+++ Given entries +++

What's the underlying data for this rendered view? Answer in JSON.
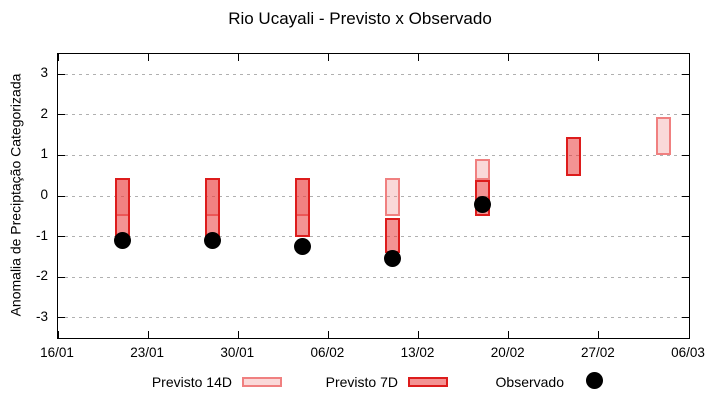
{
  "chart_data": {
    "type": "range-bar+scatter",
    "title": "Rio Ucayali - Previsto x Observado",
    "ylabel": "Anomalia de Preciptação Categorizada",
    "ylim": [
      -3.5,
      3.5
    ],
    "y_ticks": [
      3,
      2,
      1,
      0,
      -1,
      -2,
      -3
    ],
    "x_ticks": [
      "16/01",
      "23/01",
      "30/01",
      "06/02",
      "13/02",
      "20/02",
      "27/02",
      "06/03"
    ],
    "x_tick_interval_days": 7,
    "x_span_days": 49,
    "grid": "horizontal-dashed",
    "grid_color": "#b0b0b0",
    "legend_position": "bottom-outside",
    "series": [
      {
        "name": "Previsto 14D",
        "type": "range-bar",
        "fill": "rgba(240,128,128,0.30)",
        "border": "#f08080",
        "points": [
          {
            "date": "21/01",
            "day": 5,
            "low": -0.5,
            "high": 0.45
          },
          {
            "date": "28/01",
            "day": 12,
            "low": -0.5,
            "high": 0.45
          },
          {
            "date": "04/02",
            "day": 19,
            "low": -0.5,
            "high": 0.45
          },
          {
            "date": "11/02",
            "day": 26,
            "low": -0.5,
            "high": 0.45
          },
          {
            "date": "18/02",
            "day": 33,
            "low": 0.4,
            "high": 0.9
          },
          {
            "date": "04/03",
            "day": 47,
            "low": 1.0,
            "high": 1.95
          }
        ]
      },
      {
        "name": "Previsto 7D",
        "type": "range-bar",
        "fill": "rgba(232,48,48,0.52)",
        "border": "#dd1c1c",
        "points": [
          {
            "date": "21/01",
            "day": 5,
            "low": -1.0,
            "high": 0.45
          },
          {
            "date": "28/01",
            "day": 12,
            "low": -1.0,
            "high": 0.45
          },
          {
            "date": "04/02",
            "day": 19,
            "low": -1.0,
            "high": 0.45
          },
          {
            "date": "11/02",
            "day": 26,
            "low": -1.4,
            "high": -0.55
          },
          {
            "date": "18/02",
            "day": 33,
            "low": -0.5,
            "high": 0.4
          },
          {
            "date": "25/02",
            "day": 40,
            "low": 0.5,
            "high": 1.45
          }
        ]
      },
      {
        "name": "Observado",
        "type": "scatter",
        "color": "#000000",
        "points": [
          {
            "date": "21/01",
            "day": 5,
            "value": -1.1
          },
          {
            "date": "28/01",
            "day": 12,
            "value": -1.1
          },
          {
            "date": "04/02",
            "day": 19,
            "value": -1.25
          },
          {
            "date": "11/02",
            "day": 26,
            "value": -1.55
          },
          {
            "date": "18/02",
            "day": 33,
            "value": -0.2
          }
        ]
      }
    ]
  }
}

+++

Point out every line holding the string "scatter" and copy it.

    "type": "range-bar+scatter",
        "type": "scatter",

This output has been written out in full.